Parts of the exercise:
**a.** List the business questions posed in the Seattle AirBnB analysis text.
**b.** Write the next part of the Seattle AirBnB analysis text, starting after its last line.

Page text:
• • •

# Using AirBnB data to analyze the market in Seattle
I did the analysis from the point of view of a Seattle homeowner. The main objective of a Seattle homeowner would be to maximize revenues by attracting customers willing to pay high prices. This results in the following qustions:

### 1. Business Questions

#### 1.1 What drives higher ratings ?

#### 1.2 Where are the highest prices for rentals ?

#### 1.3 When are the highest prices for rentals ?

• • •

Dataset records:
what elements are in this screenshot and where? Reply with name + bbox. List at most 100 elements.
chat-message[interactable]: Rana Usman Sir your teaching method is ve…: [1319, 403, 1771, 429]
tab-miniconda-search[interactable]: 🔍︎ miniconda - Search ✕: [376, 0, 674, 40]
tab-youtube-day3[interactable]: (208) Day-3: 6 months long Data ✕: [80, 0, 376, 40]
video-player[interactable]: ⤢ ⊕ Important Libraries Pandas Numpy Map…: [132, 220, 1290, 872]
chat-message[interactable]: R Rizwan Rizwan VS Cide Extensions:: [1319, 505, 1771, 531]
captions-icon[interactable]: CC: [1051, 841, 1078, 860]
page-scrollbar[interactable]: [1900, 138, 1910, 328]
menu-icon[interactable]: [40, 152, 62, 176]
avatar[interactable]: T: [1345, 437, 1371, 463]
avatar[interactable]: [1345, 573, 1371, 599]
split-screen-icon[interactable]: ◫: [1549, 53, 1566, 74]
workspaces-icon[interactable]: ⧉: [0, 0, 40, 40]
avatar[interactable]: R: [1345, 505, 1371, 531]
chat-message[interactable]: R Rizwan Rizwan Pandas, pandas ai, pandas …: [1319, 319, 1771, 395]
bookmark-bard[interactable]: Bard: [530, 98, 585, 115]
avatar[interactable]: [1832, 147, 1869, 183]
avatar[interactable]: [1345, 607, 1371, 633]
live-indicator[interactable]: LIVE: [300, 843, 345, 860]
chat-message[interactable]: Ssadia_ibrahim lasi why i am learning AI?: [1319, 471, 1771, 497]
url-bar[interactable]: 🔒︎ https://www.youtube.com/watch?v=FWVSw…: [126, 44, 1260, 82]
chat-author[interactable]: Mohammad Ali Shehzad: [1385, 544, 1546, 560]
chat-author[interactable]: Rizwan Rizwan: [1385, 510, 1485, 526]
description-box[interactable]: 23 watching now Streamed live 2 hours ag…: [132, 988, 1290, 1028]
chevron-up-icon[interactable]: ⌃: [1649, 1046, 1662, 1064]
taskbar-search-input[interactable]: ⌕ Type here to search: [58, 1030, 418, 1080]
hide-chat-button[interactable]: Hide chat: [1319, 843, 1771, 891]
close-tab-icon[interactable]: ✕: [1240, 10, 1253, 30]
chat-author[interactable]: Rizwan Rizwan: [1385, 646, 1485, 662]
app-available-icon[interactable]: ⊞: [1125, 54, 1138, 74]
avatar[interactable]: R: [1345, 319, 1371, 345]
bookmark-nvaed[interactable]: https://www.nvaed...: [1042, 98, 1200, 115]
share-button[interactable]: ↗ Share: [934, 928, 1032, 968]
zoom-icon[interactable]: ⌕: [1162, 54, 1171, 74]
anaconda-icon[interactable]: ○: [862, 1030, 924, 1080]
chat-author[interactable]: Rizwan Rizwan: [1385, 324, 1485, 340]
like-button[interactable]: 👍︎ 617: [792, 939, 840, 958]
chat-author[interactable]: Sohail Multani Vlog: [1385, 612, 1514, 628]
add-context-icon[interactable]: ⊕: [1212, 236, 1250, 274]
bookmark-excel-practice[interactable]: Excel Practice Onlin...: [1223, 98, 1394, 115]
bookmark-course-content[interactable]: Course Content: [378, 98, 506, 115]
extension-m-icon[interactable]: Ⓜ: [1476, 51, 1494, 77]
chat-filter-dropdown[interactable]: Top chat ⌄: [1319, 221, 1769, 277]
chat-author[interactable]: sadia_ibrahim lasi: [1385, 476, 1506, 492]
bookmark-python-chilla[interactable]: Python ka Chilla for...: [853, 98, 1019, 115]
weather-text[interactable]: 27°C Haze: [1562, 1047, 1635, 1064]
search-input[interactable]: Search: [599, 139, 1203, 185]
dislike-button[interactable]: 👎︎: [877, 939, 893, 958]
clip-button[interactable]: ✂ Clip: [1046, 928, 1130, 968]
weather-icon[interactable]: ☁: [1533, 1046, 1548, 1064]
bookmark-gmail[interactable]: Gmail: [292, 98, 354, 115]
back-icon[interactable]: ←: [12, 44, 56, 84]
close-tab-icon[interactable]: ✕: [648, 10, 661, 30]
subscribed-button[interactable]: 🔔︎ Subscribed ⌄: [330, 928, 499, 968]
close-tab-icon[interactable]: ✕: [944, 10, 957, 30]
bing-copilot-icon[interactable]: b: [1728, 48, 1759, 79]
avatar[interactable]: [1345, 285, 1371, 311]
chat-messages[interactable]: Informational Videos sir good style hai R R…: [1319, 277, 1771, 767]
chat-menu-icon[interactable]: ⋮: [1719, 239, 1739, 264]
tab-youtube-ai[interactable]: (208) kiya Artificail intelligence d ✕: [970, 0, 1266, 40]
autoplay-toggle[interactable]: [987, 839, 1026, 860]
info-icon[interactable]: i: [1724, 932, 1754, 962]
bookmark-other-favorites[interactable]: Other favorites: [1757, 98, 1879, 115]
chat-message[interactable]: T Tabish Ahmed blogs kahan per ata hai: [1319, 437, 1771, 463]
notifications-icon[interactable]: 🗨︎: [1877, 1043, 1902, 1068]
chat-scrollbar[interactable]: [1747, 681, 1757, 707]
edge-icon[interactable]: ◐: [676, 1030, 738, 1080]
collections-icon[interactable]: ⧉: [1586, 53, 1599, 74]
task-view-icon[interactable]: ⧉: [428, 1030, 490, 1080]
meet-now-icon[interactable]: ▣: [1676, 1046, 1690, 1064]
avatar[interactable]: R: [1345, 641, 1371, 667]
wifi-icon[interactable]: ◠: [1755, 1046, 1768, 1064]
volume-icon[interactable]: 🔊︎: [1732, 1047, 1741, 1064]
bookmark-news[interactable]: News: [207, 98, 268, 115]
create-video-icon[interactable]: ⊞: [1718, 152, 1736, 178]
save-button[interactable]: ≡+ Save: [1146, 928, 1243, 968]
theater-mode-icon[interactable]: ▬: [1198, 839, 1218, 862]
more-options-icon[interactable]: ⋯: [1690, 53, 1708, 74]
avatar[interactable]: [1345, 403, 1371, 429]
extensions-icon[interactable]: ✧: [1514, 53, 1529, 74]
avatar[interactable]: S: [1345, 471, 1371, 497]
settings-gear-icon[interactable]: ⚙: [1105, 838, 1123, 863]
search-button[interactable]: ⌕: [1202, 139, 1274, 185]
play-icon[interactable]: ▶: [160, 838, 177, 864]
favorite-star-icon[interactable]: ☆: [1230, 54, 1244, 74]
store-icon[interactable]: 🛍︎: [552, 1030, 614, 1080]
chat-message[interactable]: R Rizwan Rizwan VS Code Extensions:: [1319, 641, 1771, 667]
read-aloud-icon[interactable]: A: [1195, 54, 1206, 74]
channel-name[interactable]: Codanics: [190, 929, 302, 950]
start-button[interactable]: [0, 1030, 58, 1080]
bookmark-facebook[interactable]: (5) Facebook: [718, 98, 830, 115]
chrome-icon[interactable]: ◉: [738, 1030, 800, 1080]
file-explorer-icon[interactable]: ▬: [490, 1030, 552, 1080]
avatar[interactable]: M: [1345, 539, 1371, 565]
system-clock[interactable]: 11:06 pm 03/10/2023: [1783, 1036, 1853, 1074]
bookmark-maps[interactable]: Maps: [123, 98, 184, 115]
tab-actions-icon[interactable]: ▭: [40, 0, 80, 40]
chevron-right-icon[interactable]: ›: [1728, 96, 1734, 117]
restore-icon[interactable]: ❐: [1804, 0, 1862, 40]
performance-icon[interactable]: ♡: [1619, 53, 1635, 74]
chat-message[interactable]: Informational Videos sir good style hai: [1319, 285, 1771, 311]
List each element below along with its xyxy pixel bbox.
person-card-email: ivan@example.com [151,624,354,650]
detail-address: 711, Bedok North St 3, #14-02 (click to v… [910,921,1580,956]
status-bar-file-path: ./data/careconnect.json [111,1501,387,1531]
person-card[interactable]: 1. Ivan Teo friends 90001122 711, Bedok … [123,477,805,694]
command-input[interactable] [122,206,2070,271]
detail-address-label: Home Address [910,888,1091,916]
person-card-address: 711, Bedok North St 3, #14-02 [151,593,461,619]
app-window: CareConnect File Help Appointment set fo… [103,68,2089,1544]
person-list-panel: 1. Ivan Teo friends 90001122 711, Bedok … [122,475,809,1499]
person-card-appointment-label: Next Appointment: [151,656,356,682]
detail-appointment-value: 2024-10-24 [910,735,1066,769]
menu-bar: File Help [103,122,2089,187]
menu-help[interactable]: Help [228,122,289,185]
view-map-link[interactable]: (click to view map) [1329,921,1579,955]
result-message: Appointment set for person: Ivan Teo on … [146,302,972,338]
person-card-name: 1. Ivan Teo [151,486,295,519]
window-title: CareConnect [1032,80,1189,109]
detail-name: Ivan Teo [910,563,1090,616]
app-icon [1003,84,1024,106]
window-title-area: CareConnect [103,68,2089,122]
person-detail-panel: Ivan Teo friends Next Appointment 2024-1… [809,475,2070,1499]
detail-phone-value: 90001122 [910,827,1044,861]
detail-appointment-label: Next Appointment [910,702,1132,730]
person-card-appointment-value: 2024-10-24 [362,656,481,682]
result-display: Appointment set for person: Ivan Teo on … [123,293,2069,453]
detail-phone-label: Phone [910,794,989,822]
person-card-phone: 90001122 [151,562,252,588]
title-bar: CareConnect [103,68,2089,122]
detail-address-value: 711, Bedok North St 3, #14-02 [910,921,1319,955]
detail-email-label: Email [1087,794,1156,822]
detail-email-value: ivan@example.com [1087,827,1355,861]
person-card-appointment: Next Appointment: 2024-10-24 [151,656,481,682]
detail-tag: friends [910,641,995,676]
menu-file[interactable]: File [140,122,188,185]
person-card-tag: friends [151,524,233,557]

• • •

Task-by-task outputs:
**a.**
- What drives higher ratings?
- Where are the highest prices for rentals?
- When are the highest prices for rentals?

**b.**
### 2. Data Understanding

#### 2.1 Retrieve Data

In [39]:
import numpy as np
import pandas as pd
import matplotlib.pyplot as plt
from IPython import display
import collections
from itertools import chain
import sklearn
from time import time
from sklearn.model_selection import train_test_split
from sklearn.preprocessing import Imputer
from sklearn.preprocessing import StandardScaler
from sklearn.metrics import mean_squared_error
from sklearn.linear_model import LinearRegression
from sklearn.tree import DecisionTreeRegressor
%matplotlib inline

In [9]:
df_listings = pd.read_csv("data/listings.csv")
df_calendar = pd.read_csv("data/calendar.csv")
df_reviews = pd.read_csv("data/reviews.csv")

#### 2.2 Overview and Exploration

In [30]:
# Set some display options
pd.set_option('display.max_rows', 200)
pd.set_option('display.max_columns', 200)
pd.set_option('display.max_colwidth', 2000)

In [31]:
# Check number of rows and columns
print(df_listings.shape)
print(df_calendar.shape)
print(df_reviews.shape)

(3818, 92)
(1393570, 4)
(84849, 6)


In [34]:
# Get column names
print(df_listings.columns.values)
print(df_calendar.columns.values)
print(df_reviews.columns.values)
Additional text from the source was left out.